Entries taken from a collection
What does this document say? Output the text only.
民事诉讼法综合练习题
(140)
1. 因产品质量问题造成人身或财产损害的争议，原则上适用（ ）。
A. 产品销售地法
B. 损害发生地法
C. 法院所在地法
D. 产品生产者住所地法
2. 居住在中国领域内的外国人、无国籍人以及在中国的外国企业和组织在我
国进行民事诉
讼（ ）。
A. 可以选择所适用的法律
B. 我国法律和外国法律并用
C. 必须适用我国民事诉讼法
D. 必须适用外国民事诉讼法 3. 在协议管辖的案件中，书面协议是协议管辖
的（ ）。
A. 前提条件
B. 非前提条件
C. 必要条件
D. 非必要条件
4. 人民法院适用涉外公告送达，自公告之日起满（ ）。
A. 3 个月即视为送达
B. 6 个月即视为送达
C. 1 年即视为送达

**EXERCISE TASK:** Your task is to reproduce all of the records exactly.

**TASK RESULT:**
What does this document say? Output the text only.
民事诉讼法综合练习题
(140)
1. 因产品质量问题造成人身或财产损害的争议，原则上适用（ ）。
A. 产品销售地法
B. 损害发生地法
C. 法院所在地法
D. 产品生产者住所地法
2. 居住在中国领域内的外国人、无国籍人以及在中国的外国企业和组织在我
国进行民事诉
讼（ ）。
A. 可以选择所适用的法律
B. 我国法律和外国法律并用
C. 必须适用我国民事诉讼法
D. 必须适用外国民事诉讼法 3. 在协议管辖的案件中，书面协议是协议管辖
的（ ）。
A. 前提条件
B. 非前提条件
C. 必要条件
D. 非必要条件
4. 人民法院适用涉外公告送达，自公告之日起满（ ）。
A. 3 个月即视为送达
B. 6 个月即视为送达
C. 1 年即视为送达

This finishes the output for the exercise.